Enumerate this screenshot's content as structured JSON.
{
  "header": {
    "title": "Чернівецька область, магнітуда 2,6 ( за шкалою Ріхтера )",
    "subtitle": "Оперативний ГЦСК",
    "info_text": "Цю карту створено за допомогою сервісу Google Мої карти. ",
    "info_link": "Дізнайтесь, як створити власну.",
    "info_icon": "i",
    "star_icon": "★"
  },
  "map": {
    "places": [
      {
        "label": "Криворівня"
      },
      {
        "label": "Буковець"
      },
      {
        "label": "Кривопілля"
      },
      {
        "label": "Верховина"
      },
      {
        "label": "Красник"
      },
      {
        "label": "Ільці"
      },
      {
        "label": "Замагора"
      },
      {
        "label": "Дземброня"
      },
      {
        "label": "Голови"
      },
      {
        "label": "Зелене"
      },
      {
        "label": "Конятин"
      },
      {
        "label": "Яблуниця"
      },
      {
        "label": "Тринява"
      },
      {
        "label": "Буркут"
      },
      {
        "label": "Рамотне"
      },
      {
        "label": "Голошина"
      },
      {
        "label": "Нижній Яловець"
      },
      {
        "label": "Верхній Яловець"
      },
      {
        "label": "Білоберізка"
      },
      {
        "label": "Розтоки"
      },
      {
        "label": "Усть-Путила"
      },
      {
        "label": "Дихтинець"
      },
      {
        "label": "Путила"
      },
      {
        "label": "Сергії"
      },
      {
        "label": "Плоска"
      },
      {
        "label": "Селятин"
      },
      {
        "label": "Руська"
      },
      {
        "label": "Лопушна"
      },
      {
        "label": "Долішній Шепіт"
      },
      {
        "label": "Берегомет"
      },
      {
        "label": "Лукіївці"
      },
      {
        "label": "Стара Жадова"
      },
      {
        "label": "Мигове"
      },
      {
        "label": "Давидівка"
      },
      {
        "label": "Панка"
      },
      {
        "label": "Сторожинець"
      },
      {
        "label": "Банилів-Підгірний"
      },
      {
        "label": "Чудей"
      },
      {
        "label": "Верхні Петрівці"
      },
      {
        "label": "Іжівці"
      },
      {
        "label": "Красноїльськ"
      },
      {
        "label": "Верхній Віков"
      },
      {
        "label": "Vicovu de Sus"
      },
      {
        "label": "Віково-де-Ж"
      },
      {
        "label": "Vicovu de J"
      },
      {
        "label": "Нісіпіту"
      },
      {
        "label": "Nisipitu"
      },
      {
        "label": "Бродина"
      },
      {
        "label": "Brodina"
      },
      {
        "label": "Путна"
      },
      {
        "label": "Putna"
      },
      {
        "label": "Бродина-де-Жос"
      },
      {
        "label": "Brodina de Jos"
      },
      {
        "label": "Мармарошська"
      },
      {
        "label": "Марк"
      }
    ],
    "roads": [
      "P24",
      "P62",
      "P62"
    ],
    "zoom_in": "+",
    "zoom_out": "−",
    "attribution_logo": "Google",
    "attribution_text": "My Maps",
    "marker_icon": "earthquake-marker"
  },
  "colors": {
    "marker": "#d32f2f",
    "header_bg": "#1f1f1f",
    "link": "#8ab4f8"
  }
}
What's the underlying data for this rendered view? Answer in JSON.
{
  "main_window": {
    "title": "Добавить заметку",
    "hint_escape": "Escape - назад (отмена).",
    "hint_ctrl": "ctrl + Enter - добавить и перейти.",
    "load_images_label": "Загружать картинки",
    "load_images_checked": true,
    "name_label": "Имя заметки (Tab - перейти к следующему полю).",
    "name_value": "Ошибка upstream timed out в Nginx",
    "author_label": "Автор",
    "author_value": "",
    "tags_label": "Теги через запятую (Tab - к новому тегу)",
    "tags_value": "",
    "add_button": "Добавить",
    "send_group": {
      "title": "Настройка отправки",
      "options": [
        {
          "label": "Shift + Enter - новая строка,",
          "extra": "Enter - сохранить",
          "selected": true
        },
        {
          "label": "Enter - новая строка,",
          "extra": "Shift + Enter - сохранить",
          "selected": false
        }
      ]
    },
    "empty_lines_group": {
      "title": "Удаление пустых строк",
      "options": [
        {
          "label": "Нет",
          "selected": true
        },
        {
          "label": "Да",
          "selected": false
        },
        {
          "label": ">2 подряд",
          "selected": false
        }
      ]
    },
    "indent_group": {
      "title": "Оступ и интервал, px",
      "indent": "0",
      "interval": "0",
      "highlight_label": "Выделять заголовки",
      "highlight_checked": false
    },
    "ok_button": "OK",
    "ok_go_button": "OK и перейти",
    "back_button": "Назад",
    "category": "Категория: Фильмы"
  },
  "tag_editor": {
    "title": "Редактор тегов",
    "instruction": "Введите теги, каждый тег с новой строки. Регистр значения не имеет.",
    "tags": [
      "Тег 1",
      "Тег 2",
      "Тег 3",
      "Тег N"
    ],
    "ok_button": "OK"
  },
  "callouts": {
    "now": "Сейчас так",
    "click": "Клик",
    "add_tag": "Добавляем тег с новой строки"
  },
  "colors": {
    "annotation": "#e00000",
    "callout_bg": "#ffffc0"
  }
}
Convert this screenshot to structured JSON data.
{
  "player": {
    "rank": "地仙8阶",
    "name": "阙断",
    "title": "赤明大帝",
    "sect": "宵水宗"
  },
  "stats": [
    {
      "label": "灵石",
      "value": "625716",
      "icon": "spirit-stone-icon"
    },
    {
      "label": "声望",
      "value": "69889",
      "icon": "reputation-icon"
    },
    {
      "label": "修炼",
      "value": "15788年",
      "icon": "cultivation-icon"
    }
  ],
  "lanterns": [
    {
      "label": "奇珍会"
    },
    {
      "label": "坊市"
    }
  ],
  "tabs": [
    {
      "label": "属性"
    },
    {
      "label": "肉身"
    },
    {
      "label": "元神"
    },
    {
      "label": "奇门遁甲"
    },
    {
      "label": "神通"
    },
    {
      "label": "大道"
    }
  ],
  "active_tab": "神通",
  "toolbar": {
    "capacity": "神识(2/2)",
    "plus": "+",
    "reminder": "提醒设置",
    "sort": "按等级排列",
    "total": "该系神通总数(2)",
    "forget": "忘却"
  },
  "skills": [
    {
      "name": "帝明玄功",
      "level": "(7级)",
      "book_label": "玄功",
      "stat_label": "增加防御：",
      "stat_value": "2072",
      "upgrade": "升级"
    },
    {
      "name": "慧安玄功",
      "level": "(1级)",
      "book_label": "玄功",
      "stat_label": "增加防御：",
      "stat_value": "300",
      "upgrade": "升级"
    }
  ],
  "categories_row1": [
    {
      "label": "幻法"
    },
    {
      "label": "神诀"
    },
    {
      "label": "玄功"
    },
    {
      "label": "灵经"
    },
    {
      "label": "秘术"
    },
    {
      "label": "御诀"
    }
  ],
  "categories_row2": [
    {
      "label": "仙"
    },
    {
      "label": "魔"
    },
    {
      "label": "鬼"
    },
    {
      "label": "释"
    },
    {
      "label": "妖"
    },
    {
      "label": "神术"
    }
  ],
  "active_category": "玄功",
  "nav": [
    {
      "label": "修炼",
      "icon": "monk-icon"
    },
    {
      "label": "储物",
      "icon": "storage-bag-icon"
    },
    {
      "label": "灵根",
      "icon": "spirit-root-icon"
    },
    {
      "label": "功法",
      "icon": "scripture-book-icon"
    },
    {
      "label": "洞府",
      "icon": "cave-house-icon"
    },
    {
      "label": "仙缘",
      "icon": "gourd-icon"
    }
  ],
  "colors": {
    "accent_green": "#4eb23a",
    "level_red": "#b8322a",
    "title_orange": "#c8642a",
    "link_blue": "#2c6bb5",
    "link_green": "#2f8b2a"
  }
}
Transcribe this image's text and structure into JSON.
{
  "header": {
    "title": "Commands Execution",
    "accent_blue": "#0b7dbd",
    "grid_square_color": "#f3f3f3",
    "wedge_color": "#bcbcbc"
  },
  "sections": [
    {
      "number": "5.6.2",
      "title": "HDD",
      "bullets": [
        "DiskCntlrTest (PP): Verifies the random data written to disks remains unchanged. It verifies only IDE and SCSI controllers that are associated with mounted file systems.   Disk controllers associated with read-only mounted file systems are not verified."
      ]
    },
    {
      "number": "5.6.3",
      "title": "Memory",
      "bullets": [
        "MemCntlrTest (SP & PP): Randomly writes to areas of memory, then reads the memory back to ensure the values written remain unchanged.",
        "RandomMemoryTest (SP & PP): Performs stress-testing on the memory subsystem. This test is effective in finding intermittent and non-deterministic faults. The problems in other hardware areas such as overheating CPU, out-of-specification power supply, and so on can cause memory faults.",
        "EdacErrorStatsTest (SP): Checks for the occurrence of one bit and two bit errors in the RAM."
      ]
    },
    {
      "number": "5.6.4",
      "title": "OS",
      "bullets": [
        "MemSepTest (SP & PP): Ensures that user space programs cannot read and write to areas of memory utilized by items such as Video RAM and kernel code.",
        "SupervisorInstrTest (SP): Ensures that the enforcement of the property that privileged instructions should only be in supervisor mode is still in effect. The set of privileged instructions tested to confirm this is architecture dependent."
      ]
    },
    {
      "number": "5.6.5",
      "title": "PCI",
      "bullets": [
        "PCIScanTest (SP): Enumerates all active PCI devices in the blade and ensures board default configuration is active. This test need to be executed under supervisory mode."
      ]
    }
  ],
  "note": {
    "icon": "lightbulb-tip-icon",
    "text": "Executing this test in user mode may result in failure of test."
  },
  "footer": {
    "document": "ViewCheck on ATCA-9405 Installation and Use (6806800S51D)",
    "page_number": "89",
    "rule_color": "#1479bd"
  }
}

---+---

Search the entries for the word "user" and gather every line where it appears.

• _SOLUTION TO THE EXERCISE_:
        "MemSepTest (SP & PP): Ensures that user space programs cannot read and write to areas of memory utilized by items such as Video RAM and kernel code.",
    "text": "Executing this test in user mode may result in failure of test."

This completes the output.